§ **THE EXERCISE**
Every record that follows must be duplicated exactly, with images left out.

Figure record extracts
## start

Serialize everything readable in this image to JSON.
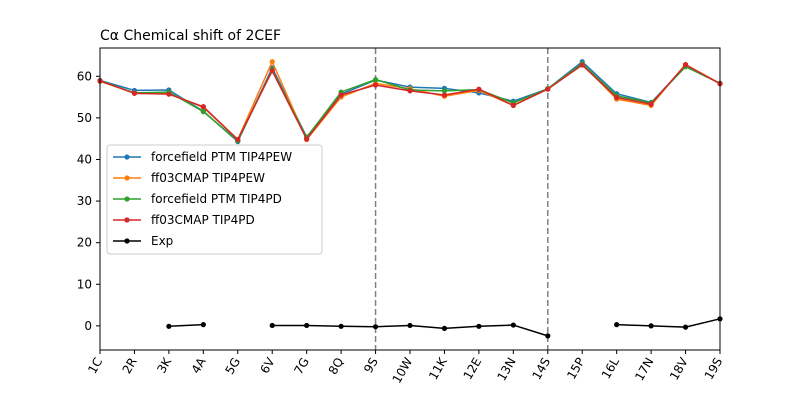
{
  "chart_data": {
    "type": "line",
    "title": "Cα Chemical shift of 2CEF",
    "xlabel": "",
    "ylabel": "",
    "categories": [
      "1C",
      "2R",
      "3K",
      "4A",
      "5G",
      "6V",
      "7G",
      "8Q",
      "9S",
      "10W",
      "11K",
      "12E",
      "13N",
      "14S",
      "15P",
      "16L",
      "17N",
      "18V",
      "19S"
    ],
    "yticks": [
      0,
      10,
      20,
      30,
      40,
      50,
      60
    ],
    "ylim": [
      -5.8,
      66.8
    ],
    "vertical_lines_at": [
      "9S",
      "14S"
    ],
    "grid": false,
    "legend_position": "center-left",
    "series": [
      {
        "name": "forcefield PTM TIP4PEW",
        "color": "#1f77b4",
        "values": [
          59.0,
          56.6,
          56.7,
          51.6,
          44.3,
          62.0,
          45.4,
          55.7,
          59.1,
          57.4,
          57.1,
          56.0,
          54.0,
          57.0,
          63.5,
          55.8,
          53.7,
          62.4,
          58.3
        ]
      },
      {
        "name": "ff03CMAP TIP4PEW",
        "color": "#ff7f0e",
        "values": [
          58.8,
          56.0,
          55.9,
          52.5,
          44.8,
          63.5,
          44.8,
          55.0,
          58.3,
          57.0,
          55.2,
          56.6,
          53.0,
          57.0,
          63.0,
          54.5,
          53.0,
          62.8,
          58.3
        ]
      },
      {
        "name": "forcefield PTM TIP4PD",
        "color": "#2ca02c",
        "values": [
          58.9,
          56.0,
          56.2,
          51.5,
          44.5,
          61.5,
          45.3,
          56.2,
          59.2,
          56.7,
          56.5,
          56.8,
          53.6,
          57.0,
          63.0,
          55.3,
          53.6,
          62.3,
          58.3
        ]
      },
      {
        "name": "ff03CMAP TIP4PD",
        "color": "#d62728",
        "values": [
          58.9,
          55.9,
          55.7,
          52.7,
          44.8,
          61.3,
          44.9,
          55.5,
          57.9,
          56.5,
          55.5,
          56.9,
          53.0,
          56.9,
          62.7,
          54.9,
          53.3,
          62.8,
          58.2
        ]
      },
      {
        "name": "Exp",
        "color": "#000000",
        "values": [
          null,
          null,
          -0.1,
          0.3,
          null,
          0.1,
          0.1,
          -0.1,
          -0.2,
          0.1,
          -0.6,
          -0.1,
          0.2,
          -2.4,
          null,
          0.3,
          0.0,
          -0.3,
          1.7
        ]
      }
    ]
  }
}
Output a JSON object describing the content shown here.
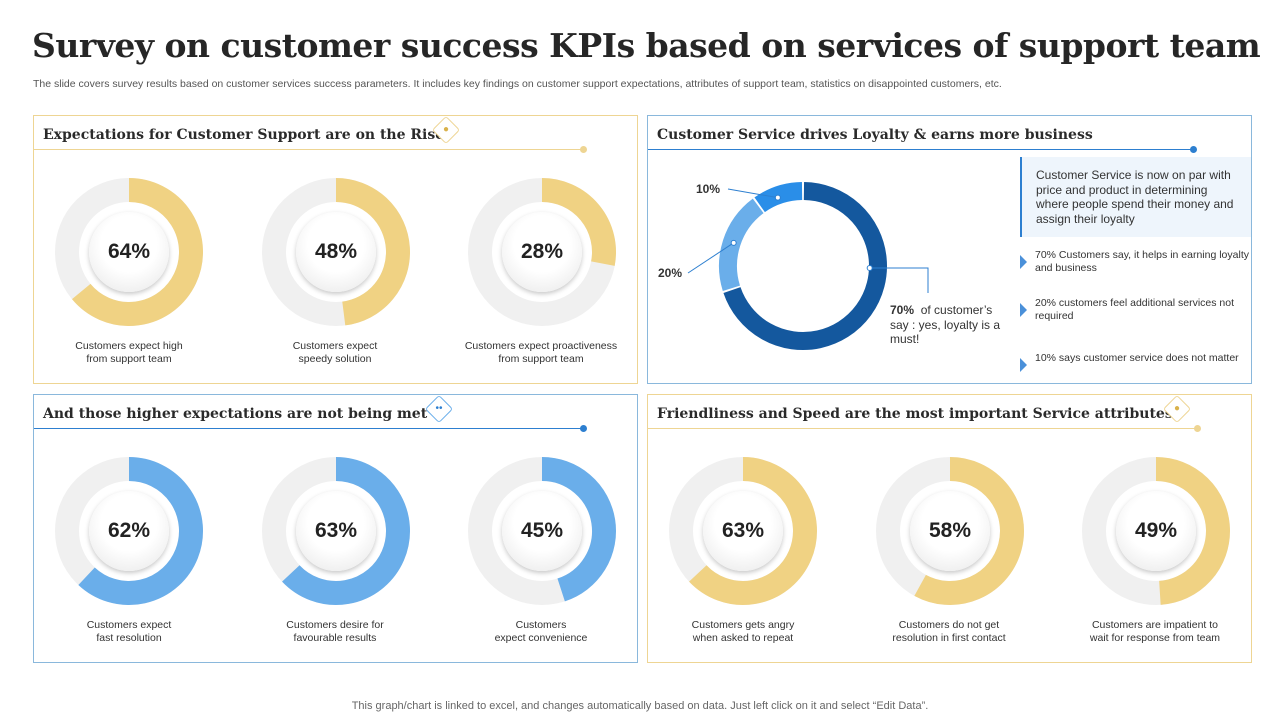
{
  "title": "Survey on customer success KPIs based on services of support team",
  "subtitle": "The slide covers survey results based on customer services success parameters. It includes key findings on customer support expectations, attributes of support team, statistics on disappointed customers, etc.",
  "colors": {
    "yellow": "#f0d283",
    "blue": "#6aaeea",
    "track": "#f0f0f0",
    "dark_blue": "#14589e",
    "mid_blue": "#6aaeea",
    "bright_blue": "#2a8ee8"
  },
  "panels": {
    "expectations": {
      "title": "Expectations for Customer Support are on the Rise",
      "icon": "support-agent-icon"
    },
    "loyalty": {
      "title": "Customer Service drives Loyalty & earns more business"
    },
    "not_met": {
      "title": "And those higher expectations are not being met",
      "icon": "people-network-icon"
    },
    "attributes": {
      "title": "Friendliness and Speed are the most important Service attributes",
      "icon": "speech-bubble-icon"
    }
  },
  "loyalty": {
    "label_10": "10%",
    "label_20": "20%",
    "label_70_pct": "70%",
    "label_70_text": "of customer’s say : yes, loyalty is a must!",
    "note": "Customer Service is now on par with price and product in determining where people spend their money and assign their loyalty",
    "bullets": [
      "70% Customers say, it helps in earning loyalty and business",
      "20% customers feel additional services not required",
      "10% says customer service does not matter"
    ]
  },
  "chart_data": [
    {
      "type": "pie",
      "panel": "Expectations for Customer Support are on the Rise",
      "series": [
        {
          "name": "Customers expect high from support team",
          "label": "64%",
          "value": 64
        },
        {
          "name": "Customers expect speedy solution",
          "label": "48%",
          "value": 48
        },
        {
          "name": "Customers expect proactiveness from support team",
          "label": "28%",
          "value": 28
        }
      ]
    },
    {
      "type": "pie",
      "panel": "Customer Service drives Loyalty & earns more business",
      "categories": [
        "70%",
        "20%",
        "10%"
      ],
      "values": [
        70,
        20,
        10
      ]
    },
    {
      "type": "pie",
      "panel": "And those higher expectations are not being met",
      "series": [
        {
          "name": "Customers expect fast resolution",
          "label": "62%",
          "value": 62
        },
        {
          "name": "Customers desire for favourable results",
          "label": "63%",
          "value": 63
        },
        {
          "name": "Customers expect convenience",
          "label": "45%",
          "value": 45
        }
      ]
    },
    {
      "type": "pie",
      "panel": "Friendliness and Speed are the most important Service attributes",
      "series": [
        {
          "name": "Customers gets angry when asked to repeat",
          "label": "63%",
          "value": 63
        },
        {
          "name": "Customers do not get resolution in first contact",
          "label": "58%",
          "value": 58
        },
        {
          "name": "Customers are impatient to wait for response from team",
          "label": "49%",
          "value": 49
        }
      ]
    }
  ],
  "captions": {
    "exp": [
      [
        "Customers expect high",
        "from support team"
      ],
      [
        "Customers expect",
        "speedy solution"
      ],
      [
        "Customers expect proactiveness",
        "from support team"
      ]
    ],
    "not_met": [
      [
        "Customers expect",
        "fast resolution"
      ],
      [
        "Customers desire for",
        "favourable results"
      ],
      [
        "Customers",
        "expect convenience"
      ]
    ],
    "attr": [
      [
        "Customers gets angry",
        "when asked to repeat"
      ],
      [
        "Customers do not get",
        "resolution in  first contact"
      ],
      [
        "Customers are impatient  to",
        "wait for response from team"
      ]
    ]
  },
  "footer": "This graph/chart is linked to excel,  and changes automatically based on data. Just left click on it and select “Edit Data”."
}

## end

§ **EXERCISE ANSWER**
Serialize everything readable in this image to JSON.
{
  "chart_data": {
    "type": "line",
    "title": "Cα Chemical shift of 2CEF",
    "xlabel": "",
    "ylabel": "",
    "categories": [
      "1C",
      "2R",
      "3K",
      "4A",
      "5G",
      "6V",
      "7G",
      "8Q",
      "9S",
      "10W",
      "11K",
      "12E",
      "13N",
      "14S",
      "15P",
      "16L",
      "17N",
      "18V",
      "19S"
    ],
    "yticks": [
      0,
      10,
      20,
      30,
      40,
      50,
      60
    ],
    "ylim": [
      -5.8,
      66.8
    ],
    "vertical_lines_at": [
      "9S",
      "14S"
    ],
    "grid": false,
    "legend_position": "center-left",
    "series": [
      {
        "name": "forcefield PTM TIP4PEW",
        "color": "#1f77b4",
        "values": [
          59.0,
          56.6,
          56.7,
          51.6,
          44.3,
          62.0,
          45.4,
          55.7,
          59.1,
          57.4,
          57.1,
          56.0,
          54.0,
          57.0,
          63.5,
          55.8,
          53.7,
          62.4,
          58.3
        ]
      },
      {
        "name": "ff03CMAP TIP4PEW",
        "color": "#ff7f0e",
        "values": [
          58.8,
          56.0,
          55.9,
          52.5,
          44.8,
          63.5,
          44.8,
          55.0,
          58.3,
          57.0,
          55.2,
          56.6,
          53.0,
          57.0,
          63.0,
          54.5,
          53.0,
          62.8,
          58.3
        ]
      },
      {
        "name": "forcefield PTM TIP4PD",
        "color": "#2ca02c",
        "values": [
          58.9,
          56.0,
          56.2,
          51.5,
          44.5,
          61.5,
          45.3,
          56.2,
          59.2,
          56.7,
          56.5,
          56.8,
          53.6,
          57.0,
          63.0,
          55.3,
          53.6,
          62.3,
          58.3
        ]
      },
      {
        "name": "ff03CMAP TIP4PD",
        "color": "#d62728",
        "values": [
          58.9,
          55.9,
          55.7,
          52.7,
          44.8,
          61.3,
          44.9,
          55.5,
          57.9,
          56.5,
          55.5,
          56.9,
          53.0,
          56.9,
          62.7,
          54.9,
          53.3,
          62.8,
          58.2
        ]
      },
      {
        "name": "Exp",
        "color": "#000000",
        "values": [
          null,
          null,
          -0.1,
          0.3,
          null,
          0.1,
          0.1,
          -0.1,
          -0.2,
          0.1,
          -0.6,
          -0.1,
          0.2,
          -2.4,
          null,
          0.3,
          0.0,
          -0.3,
          1.7
        ]
      }
    ]
  }
}
Output a JSON object describing the content shown here.
{
  "title": "Survey on customer success KPIs based on services of support team",
  "subtitle": "The slide covers survey results based on customer services success parameters. It includes key findings on customer support expectations, attributes of support team, statistics on disappointed customers, etc.",
  "colors": {
    "yellow": "#f0d283",
    "blue": "#6aaeea",
    "track": "#f0f0f0",
    "dark_blue": "#14589e",
    "mid_blue": "#6aaeea",
    "bright_blue": "#2a8ee8"
  },
  "panels": {
    "expectations": {
      "title": "Expectations for Customer Support are on the Rise",
      "icon": "support-agent-icon"
    },
    "loyalty": {
      "title": "Customer Service drives Loyalty & earns more business"
    },
    "not_met": {
      "title": "And those higher expectations are not being met",
      "icon": "people-network-icon"
    },
    "attributes": {
      "title": "Friendliness and Speed are the most important Service attributes",
      "icon": "speech-bubble-icon"
    }
  },
  "loyalty": {
    "label_10": "10%",
    "label_20": "20%",
    "label_70_pct": "70%",
    "label_70_text": "of customer’s say : yes, loyalty is a must!",
    "note": "Customer Service is now on par with price and product in determining where people spend their money and assign their loyalty",
    "bullets": [
      "70% Customers say, it helps in earning loyalty and business",
      "20% customers feel additional services not required",
      "10% says customer service does not matter"
    ]
  },
  "chart_data": [
    {
      "type": "pie",
      "panel": "Expectations for Customer Support are on the Rise",
      "series": [
        {
          "name": "Customers expect high from support team",
          "label": "64%",
          "value": 64
        },
        {
          "name": "Customers expect speedy solution",
          "label": "48%",
          "value": 48
        },
        {
          "name": "Customers expect proactiveness from support team",
          "label": "28%",
          "value": 28
        }
      ]
    },
    {
      "type": "pie",
      "panel": "Customer Service drives Loyalty & earns more business",
      "categories": [
        "70%",
        "20%",
        "10%"
      ],
      "values": [
        70,
        20,
        10
      ]
    },
    {
      "type": "pie",
      "panel": "And those higher expectations are not being met",
      "series": [
        {
          "name": "Customers expect fast resolution",
          "label": "62%",
          "value": 62
        },
        {
          "name": "Customers desire for favourable results",
          "label": "63%",
          "value": 63
        },
        {
          "name": "Customers expect convenience",
          "label": "45%",
          "value": 45
        }
      ]
    },
    {
      "type": "pie",
      "panel": "Friendliness and Speed are the most important Service attributes",
      "series": [
        {
          "name": "Customers gets angry when asked to repeat",
          "label": "63%",
          "value": 63
        },
        {
          "name": "Customers do not get resolution in first contact",
          "label": "58%",
          "value": 58
        },
        {
          "name": "Customers are impatient to wait for response from team",
          "label": "49%",
          "value": 49
        }
      ]
    }
  ],
  "captions": {
    "exp": [
      [
        "Customers expect high",
        "from support team"
      ],
      [
        "Customers expect",
        "speedy solution"
      ],
      [
        "Customers expect proactiveness",
        "from support team"
      ]
    ],
    "not_met": [
      [
        "Customers expect",
        "fast resolution"
      ],
      [
        "Customers desire for",
        "favourable results"
      ],
      [
        "Customers",
        "expect convenience"
      ]
    ],
    "attr": [
      [
        "Customers gets angry",
        "when asked to repeat"
      ],
      [
        "Customers do not get",
        "resolution in  first contact"
      ],
      [
        "Customers are impatient  to",
        "wait for response from team"
      ]
    ]
  },
  "footer": "This graph/chart is linked to excel,  and changes automatically based on data. Just left click on it and select “Edit Data”."
}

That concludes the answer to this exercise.